Please copy the entries word for word, starting at the first line and ending with the line that contains "y-tick-label: 24 xyxy=(54,159,66,167)", including that line.

Box annotation data:
※

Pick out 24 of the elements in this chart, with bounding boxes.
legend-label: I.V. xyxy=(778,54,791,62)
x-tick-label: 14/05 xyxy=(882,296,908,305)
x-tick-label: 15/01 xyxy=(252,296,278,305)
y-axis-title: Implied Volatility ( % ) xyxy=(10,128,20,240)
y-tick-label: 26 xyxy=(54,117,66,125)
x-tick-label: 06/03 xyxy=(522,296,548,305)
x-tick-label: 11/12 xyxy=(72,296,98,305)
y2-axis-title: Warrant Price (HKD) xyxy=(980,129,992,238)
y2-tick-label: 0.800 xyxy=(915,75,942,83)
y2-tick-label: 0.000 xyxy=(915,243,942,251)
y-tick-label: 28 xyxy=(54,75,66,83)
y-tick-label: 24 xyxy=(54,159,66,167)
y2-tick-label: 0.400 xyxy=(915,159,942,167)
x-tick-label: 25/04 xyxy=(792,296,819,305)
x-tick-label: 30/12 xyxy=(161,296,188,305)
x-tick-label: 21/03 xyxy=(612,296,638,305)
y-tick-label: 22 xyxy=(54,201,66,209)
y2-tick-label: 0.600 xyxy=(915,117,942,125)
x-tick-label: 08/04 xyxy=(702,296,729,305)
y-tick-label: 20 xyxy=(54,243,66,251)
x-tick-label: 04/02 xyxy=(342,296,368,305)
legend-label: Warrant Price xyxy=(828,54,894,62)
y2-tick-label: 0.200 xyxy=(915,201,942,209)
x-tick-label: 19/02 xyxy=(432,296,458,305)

※

_Exercise output_.
Pick out 24 of the elements in this chart, with bounding boxes.
legend-label: I.V. xyxy=(778,54,791,62)
x-tick-label: 14/05 xyxy=(882,296,908,305)
x-tick-label: 15/01 xyxy=(252,296,278,305)
y-axis-title: Implied Volatility ( % ) xyxy=(10,128,20,240)
y-tick-label: 26 xyxy=(54,117,66,125)
x-tick-label: 06/03 xyxy=(522,296,548,305)
x-tick-label: 11/12 xyxy=(72,296,98,305)
y2-axis-title: Warrant Price (HKD) xyxy=(980,129,992,238)
y2-tick-label: 0.800 xyxy=(915,75,942,83)
y2-tick-label: 0.000 xyxy=(915,243,942,251)
y-tick-label: 28 xyxy=(54,75,66,83)
y-tick-label: 24 xyxy=(54,159,66,167)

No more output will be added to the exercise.